### GIVEN TASK:
Transcribe the data that follows precisely, omitting nothing.

┌─ THE RECORDS

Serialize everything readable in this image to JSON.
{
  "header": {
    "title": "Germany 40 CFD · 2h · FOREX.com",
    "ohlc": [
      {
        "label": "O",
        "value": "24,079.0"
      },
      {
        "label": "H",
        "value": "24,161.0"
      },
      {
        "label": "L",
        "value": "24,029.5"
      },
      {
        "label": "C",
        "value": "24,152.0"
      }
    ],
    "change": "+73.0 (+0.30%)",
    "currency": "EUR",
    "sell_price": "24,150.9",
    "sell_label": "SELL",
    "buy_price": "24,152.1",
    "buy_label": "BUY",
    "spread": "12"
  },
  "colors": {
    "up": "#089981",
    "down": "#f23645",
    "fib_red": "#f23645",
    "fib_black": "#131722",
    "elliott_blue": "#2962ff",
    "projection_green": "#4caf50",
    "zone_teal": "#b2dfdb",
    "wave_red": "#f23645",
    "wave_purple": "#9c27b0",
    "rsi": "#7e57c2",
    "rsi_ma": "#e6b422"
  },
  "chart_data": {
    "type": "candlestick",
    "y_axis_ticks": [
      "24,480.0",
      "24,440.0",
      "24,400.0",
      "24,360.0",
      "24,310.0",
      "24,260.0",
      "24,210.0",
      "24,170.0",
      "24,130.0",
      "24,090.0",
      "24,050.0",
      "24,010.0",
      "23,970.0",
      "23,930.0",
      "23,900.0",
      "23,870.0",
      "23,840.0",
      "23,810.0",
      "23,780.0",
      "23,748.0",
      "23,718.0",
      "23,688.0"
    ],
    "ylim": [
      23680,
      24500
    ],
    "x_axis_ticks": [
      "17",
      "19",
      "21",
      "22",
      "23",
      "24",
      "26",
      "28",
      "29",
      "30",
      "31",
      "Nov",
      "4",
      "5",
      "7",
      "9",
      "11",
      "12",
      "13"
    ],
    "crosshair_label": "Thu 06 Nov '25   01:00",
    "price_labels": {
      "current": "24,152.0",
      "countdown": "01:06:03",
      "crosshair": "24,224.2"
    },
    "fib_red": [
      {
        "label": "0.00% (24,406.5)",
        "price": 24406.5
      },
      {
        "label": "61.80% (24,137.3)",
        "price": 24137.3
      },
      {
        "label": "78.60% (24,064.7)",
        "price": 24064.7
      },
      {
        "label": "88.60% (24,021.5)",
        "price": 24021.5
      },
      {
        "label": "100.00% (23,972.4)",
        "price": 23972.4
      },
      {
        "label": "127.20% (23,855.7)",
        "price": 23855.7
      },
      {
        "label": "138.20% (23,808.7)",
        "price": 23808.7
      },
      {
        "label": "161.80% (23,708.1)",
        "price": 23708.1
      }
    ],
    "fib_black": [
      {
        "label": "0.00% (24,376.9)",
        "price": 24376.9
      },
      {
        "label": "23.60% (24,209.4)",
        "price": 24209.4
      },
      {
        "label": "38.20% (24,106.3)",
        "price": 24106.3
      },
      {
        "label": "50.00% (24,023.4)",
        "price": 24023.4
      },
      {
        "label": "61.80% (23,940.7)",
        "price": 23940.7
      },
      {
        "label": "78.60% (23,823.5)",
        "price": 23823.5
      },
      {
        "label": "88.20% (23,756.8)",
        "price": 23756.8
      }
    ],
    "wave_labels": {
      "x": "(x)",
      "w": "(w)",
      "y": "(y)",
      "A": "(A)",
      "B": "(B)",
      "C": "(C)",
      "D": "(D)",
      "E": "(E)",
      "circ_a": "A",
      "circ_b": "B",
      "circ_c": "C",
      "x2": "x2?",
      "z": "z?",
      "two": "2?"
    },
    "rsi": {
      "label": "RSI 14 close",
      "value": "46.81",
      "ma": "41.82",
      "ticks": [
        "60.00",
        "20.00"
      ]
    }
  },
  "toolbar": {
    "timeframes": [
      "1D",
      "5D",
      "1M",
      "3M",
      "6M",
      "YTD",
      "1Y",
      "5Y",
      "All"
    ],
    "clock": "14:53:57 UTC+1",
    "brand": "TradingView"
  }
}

└─

### PROBLEM SOLUTION:
Serialize everything readable in this image to JSON.
{
  "header": {
    "title": "Germany 40 CFD · 2h · FOREX.com",
    "ohlc": [
      {
        "label": "O",
        "value": "24,079.0"
      },
      {
        "label": "H",
        "value": "24,161.0"
      },
      {
        "label": "L",
        "value": "24,029.5"
      },
      {
        "label": "C",
        "value": "24,152.0"
      }
    ],
    "change": "+73.0 (+0.30%)",
    "currency": "EUR",
    "sell_price": "24,150.9",
    "sell_label": "SELL",
    "buy_price": "24,152.1",
    "buy_label": "BUY",
    "spread": "12"
  },
  "colors": {
    "up": "#089981",
    "down": "#f23645",
    "fib_red": "#f23645",
    "fib_black": "#131722",
    "elliott_blue": "#2962ff",
    "projection_green": "#4caf50",
    "zone_teal": "#b2dfdb",
    "wave_red": "#f23645",
    "wave_purple": "#9c27b0",
    "rsi": "#7e57c2",
    "rsi_ma": "#e6b422"
  },
  "chart_data": {
    "type": "candlestick",
    "y_axis_ticks": [
      "24,480.0",
      "24,440.0",
      "24,400.0",
      "24,360.0",
      "24,310.0",
      "24,260.0",
      "24,210.0",
      "24,170.0",
      "24,130.0",
      "24,090.0",
      "24,050.0",
      "24,010.0",
      "23,970.0",
      "23,930.0",
      "23,900.0",
      "23,870.0",
      "23,840.0",
      "23,810.0",
      "23,780.0",
      "23,748.0",
      "23,718.0",
      "23,688.0"
    ],
    "ylim": [
      23680,
      24500
    ],
    "x_axis_ticks": [
      "17",
      "19",
      "21",
      "22",
      "23",
      "24",
      "26",
      "28",
      "29",
      "30",
      "31",
      "Nov",
      "4",
      "5",
      "7",
      "9",
      "11",
      "12",
      "13"
    ],
    "crosshair_label": "Thu 06 Nov '25   01:00",
    "price_labels": {
      "current": "24,152.0",
      "countdown": "01:06:03",
      "crosshair": "24,224.2"
    },
    "fib_red": [
      {
        "label": "0.00% (24,406.5)",
        "price": 24406.5
      },
      {
        "label": "61.80% (24,137.3)",
        "price": 24137.3
      },
      {
        "label": "78.60% (24,064.7)",
        "price": 24064.7
      },
      {
        "label": "88.60% (24,021.5)",
        "price": 24021.5
      },
      {
        "label": "100.00% (23,972.4)",
        "price": 23972.4
      },
      {
        "label": "127.20% (23,855.7)",
        "price": 23855.7
      },
      {
        "label": "138.20% (23,808.7)",
        "price": 23808.7
      },
      {
        "label": "161.80% (23,708.1)",
        "price": 23708.1
      }
    ],
    "fib_black": [
      {
        "label": "0.00% (24,376.9)",
        "price": 24376.9
      },
      {
        "label": "23.60% (24,209.4)",
        "price": 24209.4
      },
      {
        "label": "38.20% (24,106.3)",
        "price": 24106.3
      },
      {
        "label": "50.00% (24,023.4)",
        "price": 24023.4
      },
      {
        "label": "61.80% (23,940.7)",
        "price": 23940.7
      },
      {
        "label": "78.60% (23,823.5)",
        "price": 23823.5
      },
      {
        "label": "88.20% (23,756.8)",
        "price": 23756.8
      }
    ],
    "wave_labels": {
      "x": "(x)",
      "w": "(w)",
      "y": "(y)",
      "A": "(A)",
      "B": "(B)",
      "C": "(C)",
      "D": "(D)",
      "E": "(E)",
      "circ_a": "A",
      "circ_b": "B",
      "circ_c": "C",
      "x2": "x2?",
      "z": "z?",
      "two": "2?"
    },
    "rsi": {
      "label": "RSI 14 close",
      "value": "46.81",
      "ma": "41.82",
      "ticks": [
        "60.00",
        "20.00"
      ]
    }
  },
  "toolbar": {
    "timeframes": [
      "1D",
      "5D",
      "1M",
      "3M",
      "6M",
      "YTD",
      "1Y",
      "5Y",
      "All"
    ],
    "clock": "14:53:57 UTC+1",
    "brand": "TradingView"
  }
}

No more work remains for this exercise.